**Problem**. Collect every line of the records below that contains the word "grid".

**Records supplied**.

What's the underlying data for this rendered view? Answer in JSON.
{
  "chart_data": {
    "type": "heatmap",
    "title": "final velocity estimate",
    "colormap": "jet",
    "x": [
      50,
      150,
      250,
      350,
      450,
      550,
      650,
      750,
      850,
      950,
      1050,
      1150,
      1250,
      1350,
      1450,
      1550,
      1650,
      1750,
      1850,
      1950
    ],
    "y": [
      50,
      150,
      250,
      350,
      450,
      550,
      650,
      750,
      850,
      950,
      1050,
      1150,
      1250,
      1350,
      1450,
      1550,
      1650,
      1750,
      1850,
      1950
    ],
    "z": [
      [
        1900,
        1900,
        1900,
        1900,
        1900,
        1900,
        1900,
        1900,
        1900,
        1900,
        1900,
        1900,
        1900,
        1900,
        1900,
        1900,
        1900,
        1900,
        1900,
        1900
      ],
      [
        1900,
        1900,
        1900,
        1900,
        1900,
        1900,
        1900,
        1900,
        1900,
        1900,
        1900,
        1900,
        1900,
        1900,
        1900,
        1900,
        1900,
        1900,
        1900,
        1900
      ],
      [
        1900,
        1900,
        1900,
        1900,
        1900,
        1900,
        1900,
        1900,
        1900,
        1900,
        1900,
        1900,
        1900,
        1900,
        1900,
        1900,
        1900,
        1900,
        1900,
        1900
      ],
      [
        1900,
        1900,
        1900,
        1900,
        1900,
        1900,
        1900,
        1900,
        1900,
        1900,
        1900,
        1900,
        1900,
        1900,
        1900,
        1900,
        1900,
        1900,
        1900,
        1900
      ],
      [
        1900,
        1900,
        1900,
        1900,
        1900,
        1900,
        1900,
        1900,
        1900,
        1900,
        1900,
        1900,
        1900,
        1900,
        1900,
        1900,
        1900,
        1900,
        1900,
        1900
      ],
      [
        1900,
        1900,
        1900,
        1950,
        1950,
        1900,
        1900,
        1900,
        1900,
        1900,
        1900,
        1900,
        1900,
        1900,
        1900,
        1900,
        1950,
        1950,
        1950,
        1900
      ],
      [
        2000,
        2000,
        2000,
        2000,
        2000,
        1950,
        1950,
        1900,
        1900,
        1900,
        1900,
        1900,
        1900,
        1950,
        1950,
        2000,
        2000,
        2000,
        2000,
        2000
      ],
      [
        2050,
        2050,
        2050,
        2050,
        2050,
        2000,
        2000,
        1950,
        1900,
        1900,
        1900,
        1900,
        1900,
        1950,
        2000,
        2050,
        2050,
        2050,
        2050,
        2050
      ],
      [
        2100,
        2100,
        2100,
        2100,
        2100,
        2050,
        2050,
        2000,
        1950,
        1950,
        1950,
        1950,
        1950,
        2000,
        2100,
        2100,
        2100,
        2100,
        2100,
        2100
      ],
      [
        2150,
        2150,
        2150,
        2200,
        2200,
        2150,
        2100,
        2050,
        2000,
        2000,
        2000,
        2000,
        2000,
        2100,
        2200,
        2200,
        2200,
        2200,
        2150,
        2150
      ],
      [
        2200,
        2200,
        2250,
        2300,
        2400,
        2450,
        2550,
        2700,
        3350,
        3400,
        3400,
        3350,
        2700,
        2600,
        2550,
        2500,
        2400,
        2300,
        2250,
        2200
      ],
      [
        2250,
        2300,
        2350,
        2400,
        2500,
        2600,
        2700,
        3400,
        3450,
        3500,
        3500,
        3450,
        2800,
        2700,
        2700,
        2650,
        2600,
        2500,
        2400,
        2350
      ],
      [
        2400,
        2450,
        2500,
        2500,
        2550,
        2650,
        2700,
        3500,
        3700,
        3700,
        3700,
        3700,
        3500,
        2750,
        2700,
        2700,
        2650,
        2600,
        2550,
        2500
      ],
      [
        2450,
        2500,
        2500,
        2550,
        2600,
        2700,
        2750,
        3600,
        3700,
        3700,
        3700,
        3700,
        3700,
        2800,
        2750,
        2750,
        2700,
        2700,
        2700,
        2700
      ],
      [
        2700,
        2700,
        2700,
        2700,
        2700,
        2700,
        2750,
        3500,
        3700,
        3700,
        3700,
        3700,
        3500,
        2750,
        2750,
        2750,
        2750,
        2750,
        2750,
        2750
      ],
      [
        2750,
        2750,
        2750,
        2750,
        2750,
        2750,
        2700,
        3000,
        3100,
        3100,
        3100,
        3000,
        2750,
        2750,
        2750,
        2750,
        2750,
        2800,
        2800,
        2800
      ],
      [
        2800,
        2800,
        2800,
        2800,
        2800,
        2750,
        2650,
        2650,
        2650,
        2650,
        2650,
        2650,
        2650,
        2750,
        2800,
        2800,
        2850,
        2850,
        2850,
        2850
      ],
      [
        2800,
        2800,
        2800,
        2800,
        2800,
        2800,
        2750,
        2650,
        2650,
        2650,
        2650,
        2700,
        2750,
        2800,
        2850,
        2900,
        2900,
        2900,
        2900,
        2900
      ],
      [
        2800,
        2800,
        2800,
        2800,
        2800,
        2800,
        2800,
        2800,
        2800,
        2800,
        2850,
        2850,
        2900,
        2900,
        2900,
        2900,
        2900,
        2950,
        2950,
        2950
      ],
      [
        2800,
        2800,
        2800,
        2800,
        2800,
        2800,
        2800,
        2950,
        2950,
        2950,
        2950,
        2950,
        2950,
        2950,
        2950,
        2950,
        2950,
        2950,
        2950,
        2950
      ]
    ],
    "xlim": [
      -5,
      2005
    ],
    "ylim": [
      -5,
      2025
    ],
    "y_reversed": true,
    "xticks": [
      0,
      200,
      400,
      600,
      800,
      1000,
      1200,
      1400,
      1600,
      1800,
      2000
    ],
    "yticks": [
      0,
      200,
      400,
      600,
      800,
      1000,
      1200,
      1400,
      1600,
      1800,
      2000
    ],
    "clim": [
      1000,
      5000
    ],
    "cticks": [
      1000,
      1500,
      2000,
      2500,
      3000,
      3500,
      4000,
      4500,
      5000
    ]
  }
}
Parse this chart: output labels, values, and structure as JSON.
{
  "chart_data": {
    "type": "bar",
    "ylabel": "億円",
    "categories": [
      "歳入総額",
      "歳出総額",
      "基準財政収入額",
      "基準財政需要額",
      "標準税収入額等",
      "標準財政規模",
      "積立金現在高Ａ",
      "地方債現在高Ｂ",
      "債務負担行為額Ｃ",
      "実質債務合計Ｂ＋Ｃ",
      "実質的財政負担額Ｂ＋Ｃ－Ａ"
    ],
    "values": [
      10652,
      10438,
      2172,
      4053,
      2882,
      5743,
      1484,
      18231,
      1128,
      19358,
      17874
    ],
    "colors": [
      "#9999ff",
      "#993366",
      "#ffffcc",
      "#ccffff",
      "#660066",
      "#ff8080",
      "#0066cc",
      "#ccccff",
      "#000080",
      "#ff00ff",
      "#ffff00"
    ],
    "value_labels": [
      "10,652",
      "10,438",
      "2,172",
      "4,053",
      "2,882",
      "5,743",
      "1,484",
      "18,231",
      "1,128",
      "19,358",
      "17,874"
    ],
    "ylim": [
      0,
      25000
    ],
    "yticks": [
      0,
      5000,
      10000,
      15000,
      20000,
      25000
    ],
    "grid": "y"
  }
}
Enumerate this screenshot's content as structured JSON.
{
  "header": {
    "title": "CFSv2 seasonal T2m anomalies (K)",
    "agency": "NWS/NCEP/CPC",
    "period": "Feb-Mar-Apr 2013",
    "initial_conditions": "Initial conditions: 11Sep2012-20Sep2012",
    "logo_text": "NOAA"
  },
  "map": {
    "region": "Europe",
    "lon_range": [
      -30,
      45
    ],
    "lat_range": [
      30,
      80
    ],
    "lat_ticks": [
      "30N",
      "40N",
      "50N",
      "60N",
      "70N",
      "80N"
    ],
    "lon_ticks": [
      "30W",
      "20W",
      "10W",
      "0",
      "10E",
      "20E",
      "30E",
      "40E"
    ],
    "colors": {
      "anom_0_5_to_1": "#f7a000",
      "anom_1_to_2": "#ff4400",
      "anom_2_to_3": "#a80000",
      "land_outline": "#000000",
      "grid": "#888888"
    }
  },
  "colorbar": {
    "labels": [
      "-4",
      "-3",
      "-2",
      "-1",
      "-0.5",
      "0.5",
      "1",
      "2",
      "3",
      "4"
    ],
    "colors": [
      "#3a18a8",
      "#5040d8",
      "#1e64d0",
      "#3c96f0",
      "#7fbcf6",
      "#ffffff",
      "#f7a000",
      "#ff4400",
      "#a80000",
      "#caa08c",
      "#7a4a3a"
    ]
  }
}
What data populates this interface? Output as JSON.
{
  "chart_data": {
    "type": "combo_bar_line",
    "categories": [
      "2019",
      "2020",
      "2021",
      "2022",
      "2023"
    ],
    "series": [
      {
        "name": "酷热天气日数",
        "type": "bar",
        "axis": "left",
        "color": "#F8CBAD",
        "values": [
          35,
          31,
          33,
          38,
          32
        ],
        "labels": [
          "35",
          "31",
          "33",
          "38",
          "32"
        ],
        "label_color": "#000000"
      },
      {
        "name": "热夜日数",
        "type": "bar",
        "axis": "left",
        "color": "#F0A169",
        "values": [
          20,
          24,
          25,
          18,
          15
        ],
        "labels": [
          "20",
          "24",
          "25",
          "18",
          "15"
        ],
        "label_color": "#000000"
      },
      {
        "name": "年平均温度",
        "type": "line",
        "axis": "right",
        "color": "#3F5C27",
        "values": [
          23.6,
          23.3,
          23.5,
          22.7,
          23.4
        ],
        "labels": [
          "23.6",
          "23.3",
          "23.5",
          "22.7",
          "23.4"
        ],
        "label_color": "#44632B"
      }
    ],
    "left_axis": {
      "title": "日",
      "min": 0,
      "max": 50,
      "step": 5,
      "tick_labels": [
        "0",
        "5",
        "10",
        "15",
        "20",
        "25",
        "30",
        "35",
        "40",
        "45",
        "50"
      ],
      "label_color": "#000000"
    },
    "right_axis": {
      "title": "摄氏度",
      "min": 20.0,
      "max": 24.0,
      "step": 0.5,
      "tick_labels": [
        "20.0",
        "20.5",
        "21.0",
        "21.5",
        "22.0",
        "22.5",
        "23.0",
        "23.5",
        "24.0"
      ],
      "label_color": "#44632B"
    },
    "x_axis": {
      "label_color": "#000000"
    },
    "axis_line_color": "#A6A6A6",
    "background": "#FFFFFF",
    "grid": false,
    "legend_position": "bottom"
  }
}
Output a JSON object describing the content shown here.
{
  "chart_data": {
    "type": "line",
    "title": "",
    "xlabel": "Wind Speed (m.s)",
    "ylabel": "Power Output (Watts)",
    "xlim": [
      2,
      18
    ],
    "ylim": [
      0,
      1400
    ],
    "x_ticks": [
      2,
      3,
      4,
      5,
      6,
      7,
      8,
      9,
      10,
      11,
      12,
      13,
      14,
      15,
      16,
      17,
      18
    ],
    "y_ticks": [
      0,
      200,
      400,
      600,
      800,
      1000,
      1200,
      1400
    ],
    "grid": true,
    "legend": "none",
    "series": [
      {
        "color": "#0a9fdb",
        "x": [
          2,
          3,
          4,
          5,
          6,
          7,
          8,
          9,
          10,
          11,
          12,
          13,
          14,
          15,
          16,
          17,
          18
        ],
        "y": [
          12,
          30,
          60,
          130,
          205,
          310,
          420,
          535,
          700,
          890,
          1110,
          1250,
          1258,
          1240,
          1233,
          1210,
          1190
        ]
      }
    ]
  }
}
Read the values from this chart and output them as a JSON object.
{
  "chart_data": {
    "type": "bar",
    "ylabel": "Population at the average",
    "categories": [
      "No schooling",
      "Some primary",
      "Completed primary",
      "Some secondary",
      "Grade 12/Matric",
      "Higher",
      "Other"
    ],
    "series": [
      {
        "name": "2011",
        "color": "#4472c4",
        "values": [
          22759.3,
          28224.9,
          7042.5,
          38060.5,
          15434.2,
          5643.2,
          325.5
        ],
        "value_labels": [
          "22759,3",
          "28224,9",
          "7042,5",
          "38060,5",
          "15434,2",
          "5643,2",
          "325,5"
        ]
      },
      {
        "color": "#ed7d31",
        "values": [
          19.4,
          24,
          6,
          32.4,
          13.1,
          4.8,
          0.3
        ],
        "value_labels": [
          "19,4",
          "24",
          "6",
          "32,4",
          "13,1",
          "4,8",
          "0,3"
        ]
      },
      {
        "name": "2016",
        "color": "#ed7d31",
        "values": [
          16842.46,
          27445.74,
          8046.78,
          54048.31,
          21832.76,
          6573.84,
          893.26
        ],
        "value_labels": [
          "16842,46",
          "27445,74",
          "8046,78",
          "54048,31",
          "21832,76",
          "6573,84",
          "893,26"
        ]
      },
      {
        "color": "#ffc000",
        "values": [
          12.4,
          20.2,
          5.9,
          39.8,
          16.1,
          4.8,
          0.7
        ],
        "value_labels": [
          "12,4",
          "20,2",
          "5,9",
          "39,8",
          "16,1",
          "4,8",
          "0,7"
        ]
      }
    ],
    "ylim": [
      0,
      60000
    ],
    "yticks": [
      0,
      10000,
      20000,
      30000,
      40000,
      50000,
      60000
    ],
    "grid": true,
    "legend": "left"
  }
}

**Problem solution**.
    "grid": "y"
      "grid": "#888888"
    "grid": false,
    "grid": true,
    "grid": true,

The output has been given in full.